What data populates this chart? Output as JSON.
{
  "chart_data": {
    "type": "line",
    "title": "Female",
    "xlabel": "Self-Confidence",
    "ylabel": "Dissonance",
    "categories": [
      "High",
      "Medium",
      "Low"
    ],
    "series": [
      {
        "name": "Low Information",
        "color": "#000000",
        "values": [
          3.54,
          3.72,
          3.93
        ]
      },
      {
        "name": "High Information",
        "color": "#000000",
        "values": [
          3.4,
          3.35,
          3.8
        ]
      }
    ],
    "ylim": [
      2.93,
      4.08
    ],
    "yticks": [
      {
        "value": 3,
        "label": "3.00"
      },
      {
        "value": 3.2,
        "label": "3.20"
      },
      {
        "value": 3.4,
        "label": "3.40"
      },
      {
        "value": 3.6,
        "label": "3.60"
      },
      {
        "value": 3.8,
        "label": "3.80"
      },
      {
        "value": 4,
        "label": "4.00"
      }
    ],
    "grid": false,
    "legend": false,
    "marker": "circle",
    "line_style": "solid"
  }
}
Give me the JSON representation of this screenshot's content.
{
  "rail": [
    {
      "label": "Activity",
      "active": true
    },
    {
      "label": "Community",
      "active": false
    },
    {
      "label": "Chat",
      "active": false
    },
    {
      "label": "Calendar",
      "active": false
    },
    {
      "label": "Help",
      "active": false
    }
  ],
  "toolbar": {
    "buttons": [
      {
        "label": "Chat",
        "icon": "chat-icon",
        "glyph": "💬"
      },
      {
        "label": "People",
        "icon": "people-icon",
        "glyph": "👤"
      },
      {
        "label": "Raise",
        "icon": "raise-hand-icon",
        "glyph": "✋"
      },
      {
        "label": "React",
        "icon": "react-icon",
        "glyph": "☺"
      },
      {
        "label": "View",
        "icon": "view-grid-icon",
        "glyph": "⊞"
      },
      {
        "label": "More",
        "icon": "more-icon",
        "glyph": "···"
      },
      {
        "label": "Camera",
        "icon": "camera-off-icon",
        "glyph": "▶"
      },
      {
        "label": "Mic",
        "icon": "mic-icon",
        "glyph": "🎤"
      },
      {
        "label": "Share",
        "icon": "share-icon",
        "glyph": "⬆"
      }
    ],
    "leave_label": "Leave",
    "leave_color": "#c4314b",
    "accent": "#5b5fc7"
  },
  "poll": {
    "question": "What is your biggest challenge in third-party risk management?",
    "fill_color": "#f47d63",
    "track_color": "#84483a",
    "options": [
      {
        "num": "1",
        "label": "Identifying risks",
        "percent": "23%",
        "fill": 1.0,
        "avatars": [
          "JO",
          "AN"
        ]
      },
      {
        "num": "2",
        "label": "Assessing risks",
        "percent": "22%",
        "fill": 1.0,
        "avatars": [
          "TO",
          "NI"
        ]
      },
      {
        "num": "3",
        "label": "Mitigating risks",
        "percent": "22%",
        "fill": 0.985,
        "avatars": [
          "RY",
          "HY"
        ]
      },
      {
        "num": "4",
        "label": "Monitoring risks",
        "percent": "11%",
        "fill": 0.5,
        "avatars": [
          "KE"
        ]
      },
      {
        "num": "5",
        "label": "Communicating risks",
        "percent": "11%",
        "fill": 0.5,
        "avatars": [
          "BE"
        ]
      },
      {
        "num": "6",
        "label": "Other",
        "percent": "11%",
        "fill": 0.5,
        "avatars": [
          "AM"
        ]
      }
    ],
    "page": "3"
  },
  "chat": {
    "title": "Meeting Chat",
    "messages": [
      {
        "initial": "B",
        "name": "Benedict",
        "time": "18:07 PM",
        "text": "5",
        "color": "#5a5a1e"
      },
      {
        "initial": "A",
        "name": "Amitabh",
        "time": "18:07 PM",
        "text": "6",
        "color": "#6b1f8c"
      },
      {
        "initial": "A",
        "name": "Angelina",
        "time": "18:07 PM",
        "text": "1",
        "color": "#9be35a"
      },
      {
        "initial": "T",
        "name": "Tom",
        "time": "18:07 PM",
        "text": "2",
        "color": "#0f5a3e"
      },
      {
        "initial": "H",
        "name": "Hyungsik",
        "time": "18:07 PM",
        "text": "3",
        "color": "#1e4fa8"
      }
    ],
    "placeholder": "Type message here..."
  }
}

_ _ _

_YOUR TASK_.
Extract every record and return it verbatim.

_TASK RESPONSE_.
What data populates this chart? Output as JSON.
{
  "chart_data": {
    "type": "line",
    "title": "Female",
    "xlabel": "Self-Confidence",
    "ylabel": "Dissonance",
    "categories": [
      "High",
      "Medium",
      "Low"
    ],
    "series": [
      {
        "name": "Low Information",
        "color": "#000000",
        "values": [
          3.54,
          3.72,
          3.93
        ]
      },
      {
        "name": "High Information",
        "color": "#000000",
        "values": [
          3.4,
          3.35,
          3.8
        ]
      }
    ],
    "ylim": [
      2.93,
      4.08
    ],
    "yticks": [
      {
        "value": 3,
        "label": "3.00"
      },
      {
        "value": 3.2,
        "label": "3.20"
      },
      {
        "value": 3.4,
        "label": "3.40"
      },
      {
        "value": 3.6,
        "label": "3.60"
      },
      {
        "value": 3.8,
        "label": "3.80"
      },
      {
        "value": 4,
        "label": "4.00"
      }
    ],
    "grid": false,
    "legend": false,
    "marker": "circle",
    "line_style": "solid"
  }
}
Give me the JSON representation of this screenshot's content.
{
  "rail": [
    {
      "label": "Activity",
      "active": true
    },
    {
      "label": "Community",
      "active": false
    },
    {
      "label": "Chat",
      "active": false
    },
    {
      "label": "Calendar",
      "active": false
    },
    {
      "label": "Help",
      "active": false
    }
  ],
  "toolbar": {
    "buttons": [
      {
        "label": "Chat",
        "icon": "chat-icon",
        "glyph": "💬"
      },
      {
        "label": "People",
        "icon": "people-icon",
        "glyph": "👤"
      },
      {
        "label": "Raise",
        "icon": "raise-hand-icon",
        "glyph": "✋"
      },
      {
        "label": "React",
        "icon": "react-icon",
        "glyph": "☺"
      },
      {
        "label": "View",
        "icon": "view-grid-icon",
        "glyph": "⊞"
      },
      {
        "label": "More",
        "icon": "more-icon",
        "glyph": "···"
      },
      {
        "label": "Camera",
        "icon": "camera-off-icon",
        "glyph": "▶"
      },
      {
        "label": "Mic",
        "icon": "mic-icon",
        "glyph": "🎤"
      },
      {
        "label": "Share",
        "icon": "share-icon",
        "glyph": "⬆"
      }
    ],
    "leave_label": "Leave",
    "leave_color": "#c4314b",
    "accent": "#5b5fc7"
  },
  "poll": {
    "question": "What is your biggest challenge in third-party risk management?",
    "fill_color": "#f47d63",
    "track_color": "#84483a",
    "options": [
      {
        "num": "1",
        "label": "Identifying risks",
        "percent": "23%",
        "fill": 1.0,
        "avatars": [
          "JO",
          "AN"
        ]
      },
      {
        "num": "2",
        "label": "Assessing risks",
        "percent": "22%",
        "fill": 1.0,
        "avatars": [
          "TO",
          "NI"
        ]
      },
      {
        "num": "3",
        "label": "Mitigating risks",
        "percent": "22%",
        "fill": 0.985,
        "avatars": [
          "RY",
          "HY"
        ]
      },
      {
        "num": "4",
        "label": "Monitoring risks",
        "percent": "11%",
        "fill": 0.5,
        "avatars": [
          "KE"
        ]
      },
      {
        "num": "5",
        "label": "Communicating risks",
        "percent": "11%",
        "fill": 0.5,
        "avatars": [
          "BE"
        ]
      },
      {
        "num": "6",
        "label": "Other",
        "percent": "11%",
        "fill": 0.5,
        "avatars": [
          "AM"
        ]
      }
    ],
    "page": "3"
  },
  "chat": {
    "title": "Meeting Chat",
    "messages": [
      {
        "initial": "B",
        "name": "Benedict",
        "time": "18:07 PM",
        "text": "5",
        "color": "#5a5a1e"
      },
      {
        "initial": "A",
        "name": "Amitabh",
        "time": "18:07 PM",
        "text": "6",
        "color": "#6b1f8c"
      },
      {
        "initial": "A",
        "name": "Angelina",
        "time": "18:07 PM",
        "text": "1",
        "color": "#9be35a"
      },
      {
        "initial": "T",
        "name": "Tom",
        "time": "18:07 PM",
        "text": "2",
        "color": "#0f5a3e"
      },
      {
        "initial": "H",
        "name": "Hyungsik",
        "time": "18:07 PM",
        "text": "3",
        "color": "#1e4fa8"
      }
    ],
    "placeholder": "Type message here..."
  }
}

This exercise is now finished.